----- Available data -----
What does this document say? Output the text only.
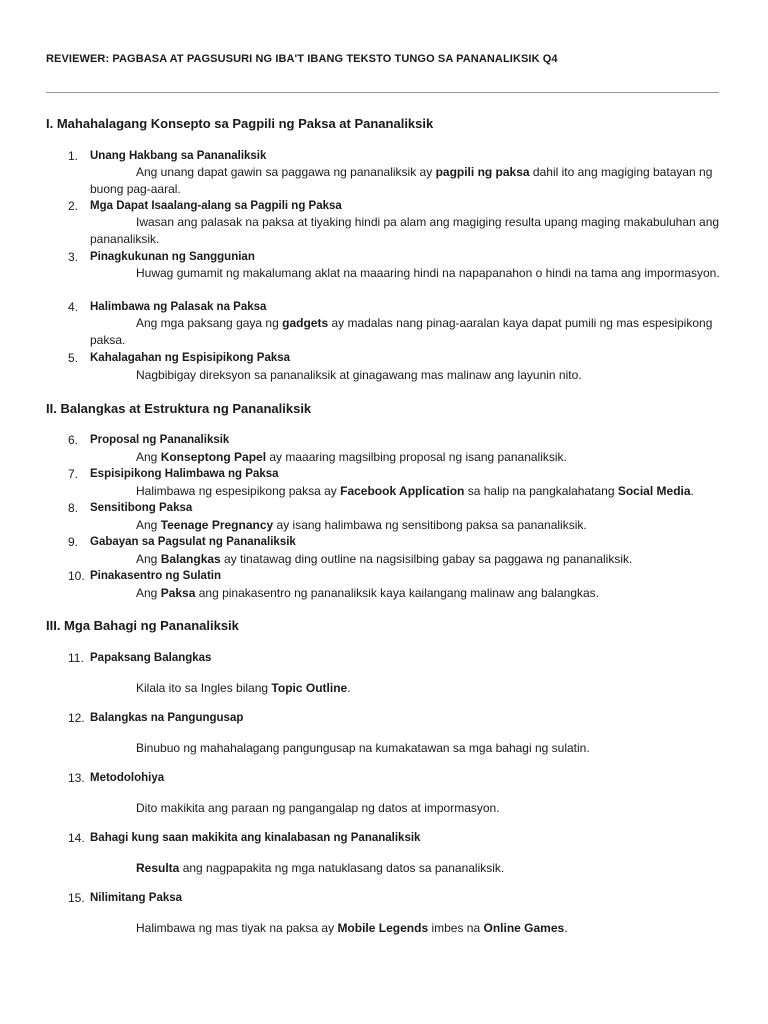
REVIEWER: PAGBASA AT PAGSUSURI NG IBA'T IBANG TEKSTO TUNGO SA PANANALIKSIK Q4
I. Mahahalagang Konsepto sa Pagpili ng Paksa at Pananaliksik
II. Balangkas at Estruktura ng Pananaliksik
III. Mga Bahagi ng Pananaliksik
1. Unang Hakbang sa Pananaliksik
Ang unang dapat gawin sa paggawa ng pananaliksik ay pagpili ng paksa dahil ito ang magiging batayan ng buong pag-aaral.
2. Mga Dapat Isaalang-alang sa Pagpili ng Paksa
Iwasan ang palasak na paksa at tiyaking hindi pa alam ang magiging resulta upang maging makabuluhan ang pananaliksik.
3. Pinagkukunan ng Sanggunian
Huwag gumamit ng makalumang aklat na maaaring hindi na napapanahon o hindi na tama ang impormasyon.
4. Halimbawa ng Palasak na Paksa
Ang mga paksang gaya ng gadgets ay madalas nang pinag-aaralan kaya dapat pumili ng mas espesipikong paksa.
5. Kahalagahan ng Espisipikong Paksa
Nagbibigay direksyon sa pananaliksik at ginagawang mas malinaw ang layunin nito.
6. Proposal ng Pananaliksik
Ang Konseptong Papel ay maaaring magsilbing proposal ng isang pananaliksik.
7. Espisipikong Halimbawa ng Paksa
Halimbawa ng espesipikong paksa ay Facebook Application sa halip na pangkalahatang Social Media.
8. Sensitibong Paksa
Ang Teenage Pregnancy ay isang halimbawa ng sensitibong paksa sa pananaliksik.
9. Gabayan sa Pagsulat ng Pananaliksik
Ang Balangkas ay tinatawag ding outline na nagsisilbing gabay sa paggawa ng pananaliksik.
10. Pinakasentro ng Sulatin
Ang Paksa ang pinakasentro ng pananaliksik kaya kailangang malinaw ang balangkas.
11. Papaksang Balangkas
Kilala ito sa Ingles bilang Topic Outline.
12. Balangkas na Pangungusap
Binubuo ng mahahalagang pangungusap na kumakatawan sa mga bahagi ng sulatin.
13. Metodolohiya
Dito makikita ang paraan ng pangangalap ng datos at impormasyon.
14. Bahagi kung saan makikita ang kinalabasan ng Pananaliksik
Resulta ang nagpapakita ng mga natuklasang datos sa pananaliksik.
15. Nilimitang Paksa
Halimbawa ng mas tiyak na paksa ay Mobile Legends imbes na Online Games.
-----
▶ **Goal**
From the entries above, copy each line holding "malinaw".

▶ **Task result**
Nagbibigay direksyon sa pananaliksik at ginagawang mas malinaw ang layunin nito.
Ang Paksa ang pinakasentro ng pananaliksik kaya kailangang malinaw ang balangkas.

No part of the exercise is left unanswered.